» GIVEN ENTRIES
---------------
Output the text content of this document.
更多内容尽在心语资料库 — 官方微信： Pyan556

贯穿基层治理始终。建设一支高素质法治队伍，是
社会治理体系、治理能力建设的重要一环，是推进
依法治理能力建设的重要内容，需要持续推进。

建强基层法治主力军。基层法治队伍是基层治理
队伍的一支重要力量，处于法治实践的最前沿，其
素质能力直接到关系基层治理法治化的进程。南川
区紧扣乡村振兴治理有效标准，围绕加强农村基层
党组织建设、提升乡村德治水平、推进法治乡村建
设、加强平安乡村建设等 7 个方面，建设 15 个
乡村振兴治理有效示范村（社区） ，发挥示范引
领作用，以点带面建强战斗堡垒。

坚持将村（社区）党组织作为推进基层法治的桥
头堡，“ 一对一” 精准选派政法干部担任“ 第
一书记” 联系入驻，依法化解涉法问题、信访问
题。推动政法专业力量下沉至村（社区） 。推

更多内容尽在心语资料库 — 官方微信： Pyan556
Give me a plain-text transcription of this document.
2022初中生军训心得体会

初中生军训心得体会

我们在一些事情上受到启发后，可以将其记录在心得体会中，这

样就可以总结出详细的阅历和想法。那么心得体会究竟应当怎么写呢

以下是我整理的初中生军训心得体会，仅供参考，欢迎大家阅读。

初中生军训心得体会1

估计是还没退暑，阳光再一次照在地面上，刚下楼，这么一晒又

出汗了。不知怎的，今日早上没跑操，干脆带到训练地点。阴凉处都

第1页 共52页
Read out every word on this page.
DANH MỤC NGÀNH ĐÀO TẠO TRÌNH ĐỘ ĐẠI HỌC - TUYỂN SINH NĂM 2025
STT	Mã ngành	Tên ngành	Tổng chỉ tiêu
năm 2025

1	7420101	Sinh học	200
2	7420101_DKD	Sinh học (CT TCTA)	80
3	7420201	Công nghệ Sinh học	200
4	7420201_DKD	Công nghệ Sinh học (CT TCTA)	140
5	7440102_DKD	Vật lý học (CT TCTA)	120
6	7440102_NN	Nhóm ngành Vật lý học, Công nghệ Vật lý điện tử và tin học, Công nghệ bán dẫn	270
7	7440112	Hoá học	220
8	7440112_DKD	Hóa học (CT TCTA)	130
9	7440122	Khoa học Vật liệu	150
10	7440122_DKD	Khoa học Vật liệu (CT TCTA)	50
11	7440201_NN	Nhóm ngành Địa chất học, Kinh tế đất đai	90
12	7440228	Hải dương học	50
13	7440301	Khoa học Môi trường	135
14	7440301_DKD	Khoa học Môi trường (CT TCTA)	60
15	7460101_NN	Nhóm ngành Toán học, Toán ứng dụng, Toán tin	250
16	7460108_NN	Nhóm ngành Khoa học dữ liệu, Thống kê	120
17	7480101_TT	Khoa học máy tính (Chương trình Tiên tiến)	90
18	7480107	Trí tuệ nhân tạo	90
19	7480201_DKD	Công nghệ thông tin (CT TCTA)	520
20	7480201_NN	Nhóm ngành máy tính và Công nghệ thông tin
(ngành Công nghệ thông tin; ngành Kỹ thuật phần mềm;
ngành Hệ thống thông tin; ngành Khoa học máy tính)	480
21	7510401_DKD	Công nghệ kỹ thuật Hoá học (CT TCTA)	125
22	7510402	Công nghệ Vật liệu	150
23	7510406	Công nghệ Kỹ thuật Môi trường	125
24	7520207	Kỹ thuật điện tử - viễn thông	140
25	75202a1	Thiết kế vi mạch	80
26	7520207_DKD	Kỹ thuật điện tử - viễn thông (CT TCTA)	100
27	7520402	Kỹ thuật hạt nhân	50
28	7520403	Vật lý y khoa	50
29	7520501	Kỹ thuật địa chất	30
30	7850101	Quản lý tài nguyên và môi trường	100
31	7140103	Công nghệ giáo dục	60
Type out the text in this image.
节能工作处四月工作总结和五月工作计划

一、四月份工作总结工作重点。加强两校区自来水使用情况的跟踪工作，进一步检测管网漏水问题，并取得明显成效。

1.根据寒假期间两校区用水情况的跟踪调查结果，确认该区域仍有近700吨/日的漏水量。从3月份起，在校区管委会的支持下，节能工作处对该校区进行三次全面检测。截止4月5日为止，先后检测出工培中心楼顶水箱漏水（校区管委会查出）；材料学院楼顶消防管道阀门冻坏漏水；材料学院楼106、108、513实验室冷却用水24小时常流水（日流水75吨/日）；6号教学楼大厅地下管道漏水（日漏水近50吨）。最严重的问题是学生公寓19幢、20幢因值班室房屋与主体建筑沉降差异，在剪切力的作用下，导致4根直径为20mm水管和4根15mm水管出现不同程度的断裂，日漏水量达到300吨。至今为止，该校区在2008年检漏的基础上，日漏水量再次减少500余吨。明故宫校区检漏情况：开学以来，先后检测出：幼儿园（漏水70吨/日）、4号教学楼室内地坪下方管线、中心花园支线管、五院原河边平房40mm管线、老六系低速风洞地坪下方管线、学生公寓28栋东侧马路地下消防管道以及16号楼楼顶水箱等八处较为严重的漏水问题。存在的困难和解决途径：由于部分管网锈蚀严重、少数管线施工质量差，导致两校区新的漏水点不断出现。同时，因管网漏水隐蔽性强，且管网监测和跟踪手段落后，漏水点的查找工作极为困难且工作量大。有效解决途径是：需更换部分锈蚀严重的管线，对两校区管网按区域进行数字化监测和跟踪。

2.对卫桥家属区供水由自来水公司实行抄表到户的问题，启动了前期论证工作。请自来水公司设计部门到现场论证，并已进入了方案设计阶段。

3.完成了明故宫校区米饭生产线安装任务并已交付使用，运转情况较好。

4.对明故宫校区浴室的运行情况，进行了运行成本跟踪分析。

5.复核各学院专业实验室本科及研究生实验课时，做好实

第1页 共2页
---------------
» REQUIRED TASK
Say how many lines contain the string "nhân", giving nothing but the count.

» CORRECT OUTPUT
2